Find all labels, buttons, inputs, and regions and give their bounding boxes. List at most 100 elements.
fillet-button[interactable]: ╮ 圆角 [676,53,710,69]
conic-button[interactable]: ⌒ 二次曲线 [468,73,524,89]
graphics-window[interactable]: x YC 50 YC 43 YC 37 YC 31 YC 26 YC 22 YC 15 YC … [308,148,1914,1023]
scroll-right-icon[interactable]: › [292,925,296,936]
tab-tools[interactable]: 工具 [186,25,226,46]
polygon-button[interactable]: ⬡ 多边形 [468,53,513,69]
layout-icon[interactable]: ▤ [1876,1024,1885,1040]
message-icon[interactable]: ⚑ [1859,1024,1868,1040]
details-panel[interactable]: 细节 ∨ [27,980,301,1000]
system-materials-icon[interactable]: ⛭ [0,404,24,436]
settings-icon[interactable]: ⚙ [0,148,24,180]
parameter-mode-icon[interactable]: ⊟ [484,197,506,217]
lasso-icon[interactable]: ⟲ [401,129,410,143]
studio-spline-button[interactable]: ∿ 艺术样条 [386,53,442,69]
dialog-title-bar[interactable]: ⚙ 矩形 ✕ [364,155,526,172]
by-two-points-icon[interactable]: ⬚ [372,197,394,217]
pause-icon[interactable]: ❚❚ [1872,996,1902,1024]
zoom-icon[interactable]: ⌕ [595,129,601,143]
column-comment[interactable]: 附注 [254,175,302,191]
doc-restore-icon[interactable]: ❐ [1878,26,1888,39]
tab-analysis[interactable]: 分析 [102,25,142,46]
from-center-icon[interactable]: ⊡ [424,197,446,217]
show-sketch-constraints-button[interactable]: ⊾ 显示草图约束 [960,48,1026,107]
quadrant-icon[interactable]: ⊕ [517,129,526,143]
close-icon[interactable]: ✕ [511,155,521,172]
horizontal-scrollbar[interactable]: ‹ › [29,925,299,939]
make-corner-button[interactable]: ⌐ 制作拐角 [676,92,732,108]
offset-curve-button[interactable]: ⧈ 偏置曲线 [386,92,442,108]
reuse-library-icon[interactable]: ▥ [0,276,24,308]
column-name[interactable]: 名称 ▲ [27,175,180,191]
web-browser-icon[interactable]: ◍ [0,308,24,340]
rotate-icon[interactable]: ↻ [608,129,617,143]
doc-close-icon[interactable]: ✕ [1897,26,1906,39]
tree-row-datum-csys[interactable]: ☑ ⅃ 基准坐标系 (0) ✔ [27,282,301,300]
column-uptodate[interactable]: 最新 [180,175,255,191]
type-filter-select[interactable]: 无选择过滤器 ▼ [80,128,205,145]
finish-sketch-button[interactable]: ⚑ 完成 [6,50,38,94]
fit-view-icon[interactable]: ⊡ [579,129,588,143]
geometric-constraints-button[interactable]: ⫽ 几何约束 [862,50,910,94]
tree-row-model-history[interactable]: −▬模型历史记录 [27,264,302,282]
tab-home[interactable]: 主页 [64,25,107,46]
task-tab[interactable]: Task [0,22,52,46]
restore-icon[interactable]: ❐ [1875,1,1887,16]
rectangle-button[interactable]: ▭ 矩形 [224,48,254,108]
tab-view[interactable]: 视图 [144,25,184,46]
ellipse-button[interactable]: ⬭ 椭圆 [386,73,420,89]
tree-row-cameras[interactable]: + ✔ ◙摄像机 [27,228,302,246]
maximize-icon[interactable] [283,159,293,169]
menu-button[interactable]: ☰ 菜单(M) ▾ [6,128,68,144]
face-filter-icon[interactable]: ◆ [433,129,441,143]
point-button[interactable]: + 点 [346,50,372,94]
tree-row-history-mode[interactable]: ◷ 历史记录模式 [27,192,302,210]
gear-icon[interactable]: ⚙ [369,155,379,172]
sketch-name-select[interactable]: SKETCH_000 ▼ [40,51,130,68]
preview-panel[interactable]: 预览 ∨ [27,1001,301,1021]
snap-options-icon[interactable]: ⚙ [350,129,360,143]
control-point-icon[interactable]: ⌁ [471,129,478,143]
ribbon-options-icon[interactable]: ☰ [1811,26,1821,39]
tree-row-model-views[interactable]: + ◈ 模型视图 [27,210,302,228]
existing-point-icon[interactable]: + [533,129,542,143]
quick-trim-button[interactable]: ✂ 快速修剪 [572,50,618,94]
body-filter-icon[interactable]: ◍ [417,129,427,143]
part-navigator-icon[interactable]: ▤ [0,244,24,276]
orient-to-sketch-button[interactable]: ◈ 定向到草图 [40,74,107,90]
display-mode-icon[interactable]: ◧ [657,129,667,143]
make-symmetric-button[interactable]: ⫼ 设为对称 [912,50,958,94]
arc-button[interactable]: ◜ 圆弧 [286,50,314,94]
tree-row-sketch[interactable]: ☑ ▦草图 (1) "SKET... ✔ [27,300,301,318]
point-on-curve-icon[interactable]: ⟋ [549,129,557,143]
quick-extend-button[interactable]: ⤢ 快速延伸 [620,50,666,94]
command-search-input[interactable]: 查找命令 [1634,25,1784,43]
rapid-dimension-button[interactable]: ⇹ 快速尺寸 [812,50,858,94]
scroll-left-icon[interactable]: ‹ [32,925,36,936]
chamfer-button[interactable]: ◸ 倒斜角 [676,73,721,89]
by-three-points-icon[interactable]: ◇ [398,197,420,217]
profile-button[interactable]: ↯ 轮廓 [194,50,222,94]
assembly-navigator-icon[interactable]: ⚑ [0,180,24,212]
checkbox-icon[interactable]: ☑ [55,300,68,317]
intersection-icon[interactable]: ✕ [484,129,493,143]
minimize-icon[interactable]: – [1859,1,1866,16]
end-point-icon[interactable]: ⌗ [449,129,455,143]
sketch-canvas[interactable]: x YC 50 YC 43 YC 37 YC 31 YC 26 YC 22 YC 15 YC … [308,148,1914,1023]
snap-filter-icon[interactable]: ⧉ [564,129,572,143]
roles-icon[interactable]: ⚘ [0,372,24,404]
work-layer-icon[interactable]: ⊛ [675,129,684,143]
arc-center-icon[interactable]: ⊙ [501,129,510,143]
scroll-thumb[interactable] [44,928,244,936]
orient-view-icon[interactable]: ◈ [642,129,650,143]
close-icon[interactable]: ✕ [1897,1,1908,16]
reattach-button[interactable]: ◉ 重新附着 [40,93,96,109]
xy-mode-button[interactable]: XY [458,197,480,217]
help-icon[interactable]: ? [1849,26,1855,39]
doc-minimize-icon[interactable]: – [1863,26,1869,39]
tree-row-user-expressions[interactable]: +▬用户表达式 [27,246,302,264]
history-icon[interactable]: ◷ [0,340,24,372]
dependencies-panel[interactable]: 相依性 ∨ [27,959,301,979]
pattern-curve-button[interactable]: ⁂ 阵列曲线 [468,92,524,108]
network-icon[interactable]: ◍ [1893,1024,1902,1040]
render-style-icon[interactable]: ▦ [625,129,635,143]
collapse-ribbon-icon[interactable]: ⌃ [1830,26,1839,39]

The exercise: Copy the rows above word for word, from the first row up to and including the row that contains "details-panel[interactable]: 细节 ∨".

Answer:
Find all labels, buttons, inputs, and regions and give their bounding boxes. List at most 100 elements.
fillet-button[interactable]: ╮ 圆角 [676,53,710,69]
conic-button[interactable]: ⌒ 二次曲线 [468,73,524,89]
graphics-window[interactable]: x YC 50 YC 43 YC 37 YC 31 YC 26 YC 22 YC 15 YC … [308,148,1914,1023]
scroll-right-icon[interactable]: › [292,925,296,936]
tab-tools[interactable]: 工具 [186,25,226,46]
polygon-button[interactable]: ⬡ 多边形 [468,53,513,69]
layout-icon[interactable]: ▤ [1876,1024,1885,1040]
message-icon[interactable]: ⚑ [1859,1024,1868,1040]
details-panel[interactable]: 细节 ∨ [27,980,301,1000]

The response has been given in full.